### Data shown

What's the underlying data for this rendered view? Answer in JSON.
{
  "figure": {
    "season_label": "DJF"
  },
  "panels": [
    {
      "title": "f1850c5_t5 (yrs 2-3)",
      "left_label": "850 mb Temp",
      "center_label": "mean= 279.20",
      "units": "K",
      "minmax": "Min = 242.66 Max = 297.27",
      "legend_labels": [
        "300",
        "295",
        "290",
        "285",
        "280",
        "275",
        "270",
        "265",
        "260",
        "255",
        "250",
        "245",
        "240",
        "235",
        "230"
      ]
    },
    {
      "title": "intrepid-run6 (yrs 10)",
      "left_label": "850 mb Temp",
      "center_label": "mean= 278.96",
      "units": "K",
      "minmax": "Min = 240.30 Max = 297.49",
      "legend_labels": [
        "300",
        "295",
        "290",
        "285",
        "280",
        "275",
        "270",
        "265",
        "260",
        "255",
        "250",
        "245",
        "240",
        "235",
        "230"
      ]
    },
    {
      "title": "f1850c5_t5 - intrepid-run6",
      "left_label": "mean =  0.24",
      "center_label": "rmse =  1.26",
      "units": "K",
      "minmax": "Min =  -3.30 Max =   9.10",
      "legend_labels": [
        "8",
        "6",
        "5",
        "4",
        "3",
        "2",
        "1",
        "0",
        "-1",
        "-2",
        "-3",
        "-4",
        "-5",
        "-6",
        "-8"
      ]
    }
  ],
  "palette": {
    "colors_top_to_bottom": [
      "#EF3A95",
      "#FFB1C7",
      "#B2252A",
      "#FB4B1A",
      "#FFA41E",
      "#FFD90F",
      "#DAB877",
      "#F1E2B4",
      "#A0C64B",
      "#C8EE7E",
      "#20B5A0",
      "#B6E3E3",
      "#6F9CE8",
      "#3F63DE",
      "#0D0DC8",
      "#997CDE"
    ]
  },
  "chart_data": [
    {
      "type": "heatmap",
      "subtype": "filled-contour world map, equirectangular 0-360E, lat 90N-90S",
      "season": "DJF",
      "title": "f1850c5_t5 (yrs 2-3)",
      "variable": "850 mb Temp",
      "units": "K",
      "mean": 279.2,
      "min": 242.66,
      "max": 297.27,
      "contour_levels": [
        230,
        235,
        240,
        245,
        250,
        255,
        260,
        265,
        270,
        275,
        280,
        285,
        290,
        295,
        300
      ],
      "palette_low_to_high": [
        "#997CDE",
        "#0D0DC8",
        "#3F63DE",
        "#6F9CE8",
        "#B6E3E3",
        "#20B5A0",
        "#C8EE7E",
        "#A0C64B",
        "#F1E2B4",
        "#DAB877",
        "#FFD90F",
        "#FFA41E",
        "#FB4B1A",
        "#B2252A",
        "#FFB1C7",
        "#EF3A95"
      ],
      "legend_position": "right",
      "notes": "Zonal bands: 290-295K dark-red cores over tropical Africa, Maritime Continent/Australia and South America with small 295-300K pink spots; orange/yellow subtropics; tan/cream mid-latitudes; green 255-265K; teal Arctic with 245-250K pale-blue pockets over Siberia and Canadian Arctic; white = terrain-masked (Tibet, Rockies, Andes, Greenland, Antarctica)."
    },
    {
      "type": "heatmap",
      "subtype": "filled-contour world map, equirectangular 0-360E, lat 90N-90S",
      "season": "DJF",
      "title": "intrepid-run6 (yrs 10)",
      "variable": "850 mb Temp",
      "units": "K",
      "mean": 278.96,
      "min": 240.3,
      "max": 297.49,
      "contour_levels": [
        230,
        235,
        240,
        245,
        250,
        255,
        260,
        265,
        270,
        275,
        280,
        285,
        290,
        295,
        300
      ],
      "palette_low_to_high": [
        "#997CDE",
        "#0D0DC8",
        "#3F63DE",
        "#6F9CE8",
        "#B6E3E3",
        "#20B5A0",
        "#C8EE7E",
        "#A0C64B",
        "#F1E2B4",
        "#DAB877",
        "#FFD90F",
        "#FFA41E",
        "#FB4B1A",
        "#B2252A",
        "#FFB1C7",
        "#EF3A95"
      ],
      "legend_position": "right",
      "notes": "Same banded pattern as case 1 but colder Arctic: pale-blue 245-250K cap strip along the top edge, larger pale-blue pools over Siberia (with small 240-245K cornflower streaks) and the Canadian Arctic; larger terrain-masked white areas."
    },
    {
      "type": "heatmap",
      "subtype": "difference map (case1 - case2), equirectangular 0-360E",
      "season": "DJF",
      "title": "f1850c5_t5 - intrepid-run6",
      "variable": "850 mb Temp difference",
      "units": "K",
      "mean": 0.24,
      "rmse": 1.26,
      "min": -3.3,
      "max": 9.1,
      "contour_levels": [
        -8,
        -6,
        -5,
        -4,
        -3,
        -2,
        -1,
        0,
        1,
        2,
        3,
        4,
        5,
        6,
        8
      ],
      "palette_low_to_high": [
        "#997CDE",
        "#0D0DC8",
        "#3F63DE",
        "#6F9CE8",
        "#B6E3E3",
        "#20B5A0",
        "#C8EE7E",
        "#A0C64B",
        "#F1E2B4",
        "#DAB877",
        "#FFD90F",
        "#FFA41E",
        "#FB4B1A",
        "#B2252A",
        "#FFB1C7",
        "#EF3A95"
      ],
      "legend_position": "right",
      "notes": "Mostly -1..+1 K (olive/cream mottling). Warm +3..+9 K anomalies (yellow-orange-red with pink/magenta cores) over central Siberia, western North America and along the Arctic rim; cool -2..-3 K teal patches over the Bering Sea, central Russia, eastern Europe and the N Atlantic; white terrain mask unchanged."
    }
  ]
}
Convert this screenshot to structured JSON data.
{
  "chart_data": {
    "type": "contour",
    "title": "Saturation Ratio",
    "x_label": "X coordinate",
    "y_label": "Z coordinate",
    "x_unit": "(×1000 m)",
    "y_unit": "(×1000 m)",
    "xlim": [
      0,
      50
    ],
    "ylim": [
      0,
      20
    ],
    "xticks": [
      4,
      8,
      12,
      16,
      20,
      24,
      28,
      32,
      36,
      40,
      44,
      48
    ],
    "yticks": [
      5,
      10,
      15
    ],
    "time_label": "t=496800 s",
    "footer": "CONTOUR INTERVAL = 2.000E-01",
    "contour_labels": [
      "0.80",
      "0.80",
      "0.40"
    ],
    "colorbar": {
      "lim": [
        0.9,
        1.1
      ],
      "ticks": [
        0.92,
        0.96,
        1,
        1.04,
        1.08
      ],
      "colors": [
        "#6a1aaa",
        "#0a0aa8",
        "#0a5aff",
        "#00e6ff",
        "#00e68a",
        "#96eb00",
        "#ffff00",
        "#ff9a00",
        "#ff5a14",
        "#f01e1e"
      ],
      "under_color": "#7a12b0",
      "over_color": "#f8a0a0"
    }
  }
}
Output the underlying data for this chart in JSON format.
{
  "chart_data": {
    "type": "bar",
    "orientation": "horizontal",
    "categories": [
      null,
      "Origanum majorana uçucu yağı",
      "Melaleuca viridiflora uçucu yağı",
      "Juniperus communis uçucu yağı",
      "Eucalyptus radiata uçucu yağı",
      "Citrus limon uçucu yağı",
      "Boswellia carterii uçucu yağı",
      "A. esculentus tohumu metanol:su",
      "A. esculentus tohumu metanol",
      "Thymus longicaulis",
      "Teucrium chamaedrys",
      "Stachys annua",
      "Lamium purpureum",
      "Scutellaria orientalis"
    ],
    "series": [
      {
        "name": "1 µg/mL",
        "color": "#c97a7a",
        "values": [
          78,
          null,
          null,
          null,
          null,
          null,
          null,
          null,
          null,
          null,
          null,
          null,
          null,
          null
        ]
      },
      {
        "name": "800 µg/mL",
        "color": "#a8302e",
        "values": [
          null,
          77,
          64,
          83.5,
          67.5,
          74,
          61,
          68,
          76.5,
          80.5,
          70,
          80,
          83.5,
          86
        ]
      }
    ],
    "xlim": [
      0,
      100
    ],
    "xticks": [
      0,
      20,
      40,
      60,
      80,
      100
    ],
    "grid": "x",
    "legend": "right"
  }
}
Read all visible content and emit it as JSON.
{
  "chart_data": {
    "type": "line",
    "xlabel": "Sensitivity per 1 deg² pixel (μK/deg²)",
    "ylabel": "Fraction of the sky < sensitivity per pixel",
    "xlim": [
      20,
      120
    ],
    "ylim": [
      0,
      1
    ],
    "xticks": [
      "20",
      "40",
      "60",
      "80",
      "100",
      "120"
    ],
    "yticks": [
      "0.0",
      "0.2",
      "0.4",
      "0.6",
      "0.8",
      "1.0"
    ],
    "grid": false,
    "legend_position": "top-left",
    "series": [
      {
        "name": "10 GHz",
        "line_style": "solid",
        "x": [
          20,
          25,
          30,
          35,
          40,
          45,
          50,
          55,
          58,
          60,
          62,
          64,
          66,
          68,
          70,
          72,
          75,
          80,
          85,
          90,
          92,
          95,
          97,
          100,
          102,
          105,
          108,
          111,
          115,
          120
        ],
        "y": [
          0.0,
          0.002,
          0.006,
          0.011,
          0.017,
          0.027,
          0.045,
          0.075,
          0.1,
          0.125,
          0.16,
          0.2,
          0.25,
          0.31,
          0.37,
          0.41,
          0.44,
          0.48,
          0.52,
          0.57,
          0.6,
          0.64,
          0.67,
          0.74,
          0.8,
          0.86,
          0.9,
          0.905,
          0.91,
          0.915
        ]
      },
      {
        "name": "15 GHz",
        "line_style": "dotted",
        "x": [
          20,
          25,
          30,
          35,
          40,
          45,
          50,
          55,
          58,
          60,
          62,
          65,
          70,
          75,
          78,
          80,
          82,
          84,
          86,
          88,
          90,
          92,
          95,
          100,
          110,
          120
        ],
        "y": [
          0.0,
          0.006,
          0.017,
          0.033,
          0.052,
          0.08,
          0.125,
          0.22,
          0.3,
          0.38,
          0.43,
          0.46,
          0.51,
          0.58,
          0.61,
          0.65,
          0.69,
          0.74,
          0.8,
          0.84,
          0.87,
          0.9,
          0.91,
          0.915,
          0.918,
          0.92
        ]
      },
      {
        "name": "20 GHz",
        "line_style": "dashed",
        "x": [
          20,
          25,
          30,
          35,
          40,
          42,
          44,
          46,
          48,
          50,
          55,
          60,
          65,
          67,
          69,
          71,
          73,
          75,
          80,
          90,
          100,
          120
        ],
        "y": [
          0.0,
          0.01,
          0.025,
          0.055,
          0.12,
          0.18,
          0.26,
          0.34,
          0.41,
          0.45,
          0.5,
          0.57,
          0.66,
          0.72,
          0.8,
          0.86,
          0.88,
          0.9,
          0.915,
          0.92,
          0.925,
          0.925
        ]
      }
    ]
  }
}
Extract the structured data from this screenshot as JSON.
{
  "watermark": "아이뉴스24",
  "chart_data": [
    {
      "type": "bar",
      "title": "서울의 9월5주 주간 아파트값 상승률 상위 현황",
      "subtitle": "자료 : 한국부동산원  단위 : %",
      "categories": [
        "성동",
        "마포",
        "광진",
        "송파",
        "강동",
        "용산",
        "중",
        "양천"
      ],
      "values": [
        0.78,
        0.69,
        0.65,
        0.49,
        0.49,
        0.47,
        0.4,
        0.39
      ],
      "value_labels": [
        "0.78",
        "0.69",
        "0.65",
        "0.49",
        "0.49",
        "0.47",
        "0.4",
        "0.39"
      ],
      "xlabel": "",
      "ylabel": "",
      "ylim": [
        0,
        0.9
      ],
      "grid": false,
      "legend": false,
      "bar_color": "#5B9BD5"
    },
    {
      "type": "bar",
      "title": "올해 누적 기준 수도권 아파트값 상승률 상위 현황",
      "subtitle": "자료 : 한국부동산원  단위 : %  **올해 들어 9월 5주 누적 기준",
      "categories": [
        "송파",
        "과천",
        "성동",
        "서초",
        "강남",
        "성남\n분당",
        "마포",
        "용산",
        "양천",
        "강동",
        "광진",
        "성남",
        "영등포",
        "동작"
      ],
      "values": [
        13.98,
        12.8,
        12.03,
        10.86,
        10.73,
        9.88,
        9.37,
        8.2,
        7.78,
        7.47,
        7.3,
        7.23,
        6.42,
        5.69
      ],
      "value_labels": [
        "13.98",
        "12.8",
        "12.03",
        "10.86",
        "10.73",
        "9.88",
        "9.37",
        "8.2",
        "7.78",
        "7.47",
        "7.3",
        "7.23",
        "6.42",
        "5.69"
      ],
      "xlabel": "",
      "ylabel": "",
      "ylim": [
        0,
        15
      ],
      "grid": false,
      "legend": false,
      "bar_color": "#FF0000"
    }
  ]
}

### Exercise aim
Say how many lines in the entries contain the string "mean", and leave out everything else.

### Solved exercise
6